> Stored rows:
◆ ◆ ◆

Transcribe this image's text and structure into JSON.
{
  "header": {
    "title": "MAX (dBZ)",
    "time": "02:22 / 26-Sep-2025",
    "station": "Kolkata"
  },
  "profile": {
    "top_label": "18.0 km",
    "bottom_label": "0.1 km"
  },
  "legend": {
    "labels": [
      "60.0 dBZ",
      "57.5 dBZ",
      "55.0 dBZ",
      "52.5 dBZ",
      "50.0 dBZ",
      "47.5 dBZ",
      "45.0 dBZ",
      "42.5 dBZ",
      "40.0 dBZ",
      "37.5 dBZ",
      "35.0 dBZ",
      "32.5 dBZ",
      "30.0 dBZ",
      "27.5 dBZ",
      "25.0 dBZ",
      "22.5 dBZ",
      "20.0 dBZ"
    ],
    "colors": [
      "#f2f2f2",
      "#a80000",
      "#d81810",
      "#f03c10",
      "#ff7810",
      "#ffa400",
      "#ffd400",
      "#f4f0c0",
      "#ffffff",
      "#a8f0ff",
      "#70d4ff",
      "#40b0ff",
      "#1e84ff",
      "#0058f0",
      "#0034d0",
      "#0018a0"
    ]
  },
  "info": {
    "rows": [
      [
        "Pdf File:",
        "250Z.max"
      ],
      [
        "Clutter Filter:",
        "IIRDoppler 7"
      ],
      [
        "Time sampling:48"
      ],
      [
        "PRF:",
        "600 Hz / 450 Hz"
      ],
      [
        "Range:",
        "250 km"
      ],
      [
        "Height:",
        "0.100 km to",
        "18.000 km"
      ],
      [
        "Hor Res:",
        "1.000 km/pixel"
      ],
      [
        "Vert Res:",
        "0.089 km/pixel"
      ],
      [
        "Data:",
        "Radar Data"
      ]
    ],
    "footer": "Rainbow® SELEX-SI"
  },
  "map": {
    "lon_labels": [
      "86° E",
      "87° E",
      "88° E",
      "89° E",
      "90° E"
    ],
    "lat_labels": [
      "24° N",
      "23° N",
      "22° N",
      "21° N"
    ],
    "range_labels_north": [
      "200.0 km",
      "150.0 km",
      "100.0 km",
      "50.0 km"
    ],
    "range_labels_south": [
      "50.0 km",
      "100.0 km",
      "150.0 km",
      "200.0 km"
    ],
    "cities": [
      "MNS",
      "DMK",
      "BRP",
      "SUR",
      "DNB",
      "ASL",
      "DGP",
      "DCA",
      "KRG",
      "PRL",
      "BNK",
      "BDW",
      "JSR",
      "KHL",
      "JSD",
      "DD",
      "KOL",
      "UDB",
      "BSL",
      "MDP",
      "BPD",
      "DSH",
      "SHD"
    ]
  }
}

◆ ◆ ◆

> Short exercise:
Return all of the entries word for word.

> Result for this exercise:
Transcribe this image's text and structure into JSON.
{
  "header": {
    "title": "MAX (dBZ)",
    "time": "02:22 / 26-Sep-2025",
    "station": "Kolkata"
  },
  "profile": {
    "top_label": "18.0 km",
    "bottom_label": "0.1 km"
  },
  "legend": {
    "labels": [
      "60.0 dBZ",
      "57.5 dBZ",
      "55.0 dBZ",
      "52.5 dBZ",
      "50.0 dBZ",
      "47.5 dBZ",
      "45.0 dBZ",
      "42.5 dBZ",
      "40.0 dBZ",
      "37.5 dBZ",
      "35.0 dBZ",
      "32.5 dBZ",
      "30.0 dBZ",
      "27.5 dBZ",
      "25.0 dBZ",
      "22.5 dBZ",
      "20.0 dBZ"
    ],
    "colors": [
      "#f2f2f2",
      "#a80000",
      "#d81810",
      "#f03c10",
      "#ff7810",
      "#ffa400",
      "#ffd400",
      "#f4f0c0",
      "#ffffff",
      "#a8f0ff",
      "#70d4ff",
      "#40b0ff",
      "#1e84ff",
      "#0058f0",
      "#0034d0",
      "#0018a0"
    ]
  },
  "info": {
    "rows": [
      [
        "Pdf File:",
        "250Z.max"
      ],
      [
        "Clutter Filter:",
        "IIRDoppler 7"
      ],
      [
        "Time sampling:48"
      ],
      [
        "PRF:",
        "600 Hz / 450 Hz"
      ],
      [
        "Range:",
        "250 km"
      ],
      [
        "Height:",
        "0.100 km to",
        "18.000 km"
      ],
      [
        "Hor Res:",
        "1.000 km/pixel"
      ],
      [
        "Vert Res:",
        "0.089 km/pixel"
      ],
      [
        "Data:",
        "Radar Data"
      ]
    ],
    "footer": "Rainbow® SELEX-SI"
  },
  "map": {
    "lon_labels": [
      "86° E",
      "87° E",
      "88° E",
      "89° E",
      "90° E"
    ],
    "lat_labels": [
      "24° N",
      "23° N",
      "22° N",
      "21° N"
    ],
    "range_labels_north": [
      "200.0 km",
      "150.0 km",
      "100.0 km",
      "50.0 km"
    ],
    "range_labels_south": [
      "50.0 km",
      "100.0 km",
      "150.0 km",
      "200.0 km"
    ],
    "cities": [
      "MNS",
      "DMK",
      "BRP",
      "SUR",
      "DNB",
      "ASL",
      "DGP",
      "DCA",
      "KRG",
      "PRL",
      "BNK",
      "BDW",
      "JSR",
      "KHL",
      "JSD",
      "DD",
      "KOL",
      "UDB",
      "BSL",
      "MDP",
      "BPD",
      "DSH",
      "SHD"
    ]
  }
}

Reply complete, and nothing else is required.